# Requirement
Copy out each line that includes the word "Gestione".

# Input data
┄┄┄┄┄┄┄┄┄┄┄┄┄┄┄┄┄┄┄┄
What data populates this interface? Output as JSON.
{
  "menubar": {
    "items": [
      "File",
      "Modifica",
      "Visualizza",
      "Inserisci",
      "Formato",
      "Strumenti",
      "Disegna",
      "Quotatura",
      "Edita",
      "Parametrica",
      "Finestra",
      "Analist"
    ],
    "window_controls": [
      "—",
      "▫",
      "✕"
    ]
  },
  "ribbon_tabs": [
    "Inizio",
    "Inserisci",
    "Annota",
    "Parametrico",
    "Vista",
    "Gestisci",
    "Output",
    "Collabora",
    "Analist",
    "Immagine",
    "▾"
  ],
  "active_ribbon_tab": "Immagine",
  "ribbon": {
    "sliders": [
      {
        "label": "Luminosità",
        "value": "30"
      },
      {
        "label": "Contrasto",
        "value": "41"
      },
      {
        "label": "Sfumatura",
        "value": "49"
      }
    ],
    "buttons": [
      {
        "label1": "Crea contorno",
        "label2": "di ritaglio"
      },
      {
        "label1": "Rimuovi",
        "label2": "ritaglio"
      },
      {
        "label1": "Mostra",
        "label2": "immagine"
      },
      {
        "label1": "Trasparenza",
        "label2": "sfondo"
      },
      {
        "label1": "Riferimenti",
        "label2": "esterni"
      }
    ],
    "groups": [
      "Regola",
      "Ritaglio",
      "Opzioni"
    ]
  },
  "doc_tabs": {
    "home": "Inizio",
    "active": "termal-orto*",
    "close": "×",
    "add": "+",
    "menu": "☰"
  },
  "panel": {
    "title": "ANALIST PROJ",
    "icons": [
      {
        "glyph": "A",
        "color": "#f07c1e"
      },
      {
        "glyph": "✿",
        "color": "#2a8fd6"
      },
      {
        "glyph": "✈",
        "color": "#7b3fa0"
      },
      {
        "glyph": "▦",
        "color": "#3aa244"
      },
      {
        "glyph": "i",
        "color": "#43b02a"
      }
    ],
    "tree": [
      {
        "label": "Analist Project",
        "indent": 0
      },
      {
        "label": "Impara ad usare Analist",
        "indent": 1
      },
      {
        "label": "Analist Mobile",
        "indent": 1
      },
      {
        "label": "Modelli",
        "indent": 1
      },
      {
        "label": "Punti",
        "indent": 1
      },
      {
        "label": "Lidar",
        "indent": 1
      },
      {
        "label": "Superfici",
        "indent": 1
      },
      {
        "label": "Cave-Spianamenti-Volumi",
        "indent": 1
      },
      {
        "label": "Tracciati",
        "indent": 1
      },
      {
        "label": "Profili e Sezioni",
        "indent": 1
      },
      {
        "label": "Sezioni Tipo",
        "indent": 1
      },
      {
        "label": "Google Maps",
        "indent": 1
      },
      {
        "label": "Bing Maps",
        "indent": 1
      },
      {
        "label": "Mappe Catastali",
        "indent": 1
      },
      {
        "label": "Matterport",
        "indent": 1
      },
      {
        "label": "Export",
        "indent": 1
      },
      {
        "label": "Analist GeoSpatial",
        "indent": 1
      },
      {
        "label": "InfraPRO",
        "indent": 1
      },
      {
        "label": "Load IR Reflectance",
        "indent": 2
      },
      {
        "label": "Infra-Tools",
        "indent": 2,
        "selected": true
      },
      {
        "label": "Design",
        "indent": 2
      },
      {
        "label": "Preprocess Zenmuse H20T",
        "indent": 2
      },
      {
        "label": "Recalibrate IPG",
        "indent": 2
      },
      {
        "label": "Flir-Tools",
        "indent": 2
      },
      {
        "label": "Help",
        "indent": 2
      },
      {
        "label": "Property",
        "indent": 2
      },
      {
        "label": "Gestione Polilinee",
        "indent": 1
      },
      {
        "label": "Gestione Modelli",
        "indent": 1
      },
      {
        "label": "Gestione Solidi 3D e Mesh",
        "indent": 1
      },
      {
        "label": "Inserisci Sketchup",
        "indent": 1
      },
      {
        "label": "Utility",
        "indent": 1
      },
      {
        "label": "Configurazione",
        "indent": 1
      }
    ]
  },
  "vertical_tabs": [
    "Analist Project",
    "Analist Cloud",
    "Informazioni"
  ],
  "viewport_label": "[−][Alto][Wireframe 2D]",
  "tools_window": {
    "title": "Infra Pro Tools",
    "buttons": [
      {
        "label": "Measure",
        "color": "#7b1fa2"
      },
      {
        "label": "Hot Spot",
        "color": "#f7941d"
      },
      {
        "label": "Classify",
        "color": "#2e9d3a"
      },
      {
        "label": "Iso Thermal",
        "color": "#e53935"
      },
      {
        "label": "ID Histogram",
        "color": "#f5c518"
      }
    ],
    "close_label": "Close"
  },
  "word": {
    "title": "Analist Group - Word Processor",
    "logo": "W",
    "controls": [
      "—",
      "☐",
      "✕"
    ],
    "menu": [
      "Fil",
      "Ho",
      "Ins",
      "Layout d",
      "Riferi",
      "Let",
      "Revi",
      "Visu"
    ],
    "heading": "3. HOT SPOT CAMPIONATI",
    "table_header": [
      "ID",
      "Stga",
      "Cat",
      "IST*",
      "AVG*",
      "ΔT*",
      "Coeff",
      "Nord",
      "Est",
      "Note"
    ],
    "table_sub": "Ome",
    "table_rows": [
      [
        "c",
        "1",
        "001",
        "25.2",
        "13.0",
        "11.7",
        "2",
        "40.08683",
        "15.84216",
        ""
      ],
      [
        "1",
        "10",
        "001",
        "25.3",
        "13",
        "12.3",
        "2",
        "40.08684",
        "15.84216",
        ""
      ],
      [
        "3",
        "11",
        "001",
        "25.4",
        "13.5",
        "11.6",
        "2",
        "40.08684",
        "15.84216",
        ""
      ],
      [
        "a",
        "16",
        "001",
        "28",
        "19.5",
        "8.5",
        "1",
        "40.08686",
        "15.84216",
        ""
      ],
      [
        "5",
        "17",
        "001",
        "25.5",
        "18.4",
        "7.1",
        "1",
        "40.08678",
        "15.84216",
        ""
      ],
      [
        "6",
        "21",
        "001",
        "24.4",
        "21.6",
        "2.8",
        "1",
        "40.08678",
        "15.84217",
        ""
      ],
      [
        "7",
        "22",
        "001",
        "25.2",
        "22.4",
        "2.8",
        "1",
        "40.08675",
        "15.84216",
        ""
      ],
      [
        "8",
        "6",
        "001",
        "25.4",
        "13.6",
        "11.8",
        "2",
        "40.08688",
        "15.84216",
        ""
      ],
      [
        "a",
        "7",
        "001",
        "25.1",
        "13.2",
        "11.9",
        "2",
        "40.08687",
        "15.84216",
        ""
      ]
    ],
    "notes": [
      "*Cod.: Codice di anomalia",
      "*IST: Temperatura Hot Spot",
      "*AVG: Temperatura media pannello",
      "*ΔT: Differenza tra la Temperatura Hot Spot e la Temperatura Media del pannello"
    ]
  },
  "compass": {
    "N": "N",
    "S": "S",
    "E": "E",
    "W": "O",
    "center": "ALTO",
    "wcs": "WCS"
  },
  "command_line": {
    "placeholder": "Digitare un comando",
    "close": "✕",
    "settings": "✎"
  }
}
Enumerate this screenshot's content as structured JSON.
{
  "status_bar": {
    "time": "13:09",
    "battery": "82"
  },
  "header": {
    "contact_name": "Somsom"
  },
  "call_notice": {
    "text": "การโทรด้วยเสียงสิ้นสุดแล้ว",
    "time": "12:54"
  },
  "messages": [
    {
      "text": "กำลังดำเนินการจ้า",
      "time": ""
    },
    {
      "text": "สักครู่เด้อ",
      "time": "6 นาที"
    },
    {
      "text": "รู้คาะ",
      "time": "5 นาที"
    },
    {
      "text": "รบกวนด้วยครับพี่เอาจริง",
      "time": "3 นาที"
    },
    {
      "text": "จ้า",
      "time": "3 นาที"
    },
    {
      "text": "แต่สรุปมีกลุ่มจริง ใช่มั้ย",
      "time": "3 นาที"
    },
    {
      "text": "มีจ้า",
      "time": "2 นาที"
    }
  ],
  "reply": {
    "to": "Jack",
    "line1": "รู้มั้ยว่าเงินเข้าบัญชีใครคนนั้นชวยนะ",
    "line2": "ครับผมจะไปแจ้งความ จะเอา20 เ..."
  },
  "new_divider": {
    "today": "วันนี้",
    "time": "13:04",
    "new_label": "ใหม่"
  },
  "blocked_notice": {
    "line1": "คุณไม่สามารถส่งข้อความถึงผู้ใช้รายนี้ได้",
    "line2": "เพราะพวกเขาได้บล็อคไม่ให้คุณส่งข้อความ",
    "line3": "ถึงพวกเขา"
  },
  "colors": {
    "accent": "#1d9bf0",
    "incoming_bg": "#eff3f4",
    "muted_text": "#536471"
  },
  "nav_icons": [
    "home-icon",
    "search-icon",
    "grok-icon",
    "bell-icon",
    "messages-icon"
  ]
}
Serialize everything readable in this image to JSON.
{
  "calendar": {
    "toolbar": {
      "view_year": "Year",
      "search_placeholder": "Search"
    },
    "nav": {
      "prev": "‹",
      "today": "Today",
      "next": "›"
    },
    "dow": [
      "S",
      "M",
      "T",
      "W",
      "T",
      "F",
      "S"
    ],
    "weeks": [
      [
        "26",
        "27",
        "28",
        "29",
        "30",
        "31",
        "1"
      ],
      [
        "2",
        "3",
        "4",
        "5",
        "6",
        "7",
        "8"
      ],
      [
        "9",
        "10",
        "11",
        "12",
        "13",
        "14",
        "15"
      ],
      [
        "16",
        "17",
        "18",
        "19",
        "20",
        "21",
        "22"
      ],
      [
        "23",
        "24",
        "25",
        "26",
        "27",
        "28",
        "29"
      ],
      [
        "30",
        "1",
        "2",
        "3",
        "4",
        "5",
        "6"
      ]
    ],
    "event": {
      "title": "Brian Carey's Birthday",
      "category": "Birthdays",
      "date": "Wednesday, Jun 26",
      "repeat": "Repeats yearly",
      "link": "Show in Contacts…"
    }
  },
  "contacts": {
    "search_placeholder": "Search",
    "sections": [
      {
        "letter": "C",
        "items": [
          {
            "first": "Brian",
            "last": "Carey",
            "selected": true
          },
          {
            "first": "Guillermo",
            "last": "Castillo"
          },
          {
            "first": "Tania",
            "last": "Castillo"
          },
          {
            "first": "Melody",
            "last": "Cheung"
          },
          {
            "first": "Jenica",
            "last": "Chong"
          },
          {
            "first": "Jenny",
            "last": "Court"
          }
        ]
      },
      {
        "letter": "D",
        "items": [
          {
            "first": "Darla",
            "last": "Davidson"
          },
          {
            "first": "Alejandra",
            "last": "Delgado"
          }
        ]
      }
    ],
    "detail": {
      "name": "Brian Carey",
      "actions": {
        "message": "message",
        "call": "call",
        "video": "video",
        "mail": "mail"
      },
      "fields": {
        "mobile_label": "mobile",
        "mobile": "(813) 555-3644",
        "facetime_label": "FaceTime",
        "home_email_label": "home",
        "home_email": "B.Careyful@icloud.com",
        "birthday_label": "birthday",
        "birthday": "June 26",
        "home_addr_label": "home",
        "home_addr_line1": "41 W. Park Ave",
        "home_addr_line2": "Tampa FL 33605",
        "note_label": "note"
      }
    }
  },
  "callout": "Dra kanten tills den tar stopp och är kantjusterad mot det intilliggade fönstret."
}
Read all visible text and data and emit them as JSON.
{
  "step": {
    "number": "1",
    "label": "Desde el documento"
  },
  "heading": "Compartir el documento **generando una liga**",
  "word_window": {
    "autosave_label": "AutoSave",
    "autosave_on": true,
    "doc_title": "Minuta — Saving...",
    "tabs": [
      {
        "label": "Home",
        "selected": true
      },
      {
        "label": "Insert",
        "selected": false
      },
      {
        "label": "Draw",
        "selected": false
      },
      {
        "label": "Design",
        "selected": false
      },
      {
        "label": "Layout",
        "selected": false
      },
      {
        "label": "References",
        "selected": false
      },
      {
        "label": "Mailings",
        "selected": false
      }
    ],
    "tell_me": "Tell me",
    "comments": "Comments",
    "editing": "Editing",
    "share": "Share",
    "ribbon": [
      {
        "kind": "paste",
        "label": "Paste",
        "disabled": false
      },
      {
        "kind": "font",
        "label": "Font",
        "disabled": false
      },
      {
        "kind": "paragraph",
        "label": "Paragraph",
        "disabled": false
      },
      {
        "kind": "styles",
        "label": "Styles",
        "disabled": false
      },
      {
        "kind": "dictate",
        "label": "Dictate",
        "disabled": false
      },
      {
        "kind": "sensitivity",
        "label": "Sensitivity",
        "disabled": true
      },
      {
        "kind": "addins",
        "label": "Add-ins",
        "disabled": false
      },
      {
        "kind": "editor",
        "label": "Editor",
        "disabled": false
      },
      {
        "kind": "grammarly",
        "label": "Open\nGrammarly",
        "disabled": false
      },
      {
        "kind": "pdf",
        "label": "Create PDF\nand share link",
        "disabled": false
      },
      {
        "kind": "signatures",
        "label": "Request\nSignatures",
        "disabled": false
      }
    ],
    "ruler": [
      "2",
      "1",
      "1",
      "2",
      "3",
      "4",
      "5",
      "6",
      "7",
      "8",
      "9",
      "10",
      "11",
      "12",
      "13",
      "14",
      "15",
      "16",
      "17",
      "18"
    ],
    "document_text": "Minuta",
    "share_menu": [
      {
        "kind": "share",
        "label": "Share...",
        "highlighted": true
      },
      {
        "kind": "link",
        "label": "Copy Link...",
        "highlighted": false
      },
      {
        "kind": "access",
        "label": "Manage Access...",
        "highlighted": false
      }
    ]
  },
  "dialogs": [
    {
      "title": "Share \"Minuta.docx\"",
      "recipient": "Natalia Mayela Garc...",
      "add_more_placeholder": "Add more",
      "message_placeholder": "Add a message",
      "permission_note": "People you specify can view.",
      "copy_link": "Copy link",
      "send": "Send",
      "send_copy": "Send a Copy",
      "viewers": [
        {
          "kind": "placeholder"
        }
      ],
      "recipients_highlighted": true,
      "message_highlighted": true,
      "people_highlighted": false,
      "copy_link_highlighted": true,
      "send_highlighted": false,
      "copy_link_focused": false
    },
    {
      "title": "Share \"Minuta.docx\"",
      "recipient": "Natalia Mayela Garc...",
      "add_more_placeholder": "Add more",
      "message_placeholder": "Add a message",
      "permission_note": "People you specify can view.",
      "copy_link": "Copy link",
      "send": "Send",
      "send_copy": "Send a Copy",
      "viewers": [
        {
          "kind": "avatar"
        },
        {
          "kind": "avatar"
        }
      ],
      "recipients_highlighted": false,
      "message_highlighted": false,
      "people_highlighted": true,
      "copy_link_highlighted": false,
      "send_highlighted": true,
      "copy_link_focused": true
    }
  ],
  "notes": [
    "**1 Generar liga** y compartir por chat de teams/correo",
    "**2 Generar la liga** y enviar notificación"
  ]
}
┄┄┄┄┄┄┄┄┄┄┄┄┄┄┄┄┄┄┄┄
# Response for this exercise
        "label": "Gestione Polilinee",
        "label": "Gestione Modelli",
        "label": "Gestione Solidi 3D e Mesh",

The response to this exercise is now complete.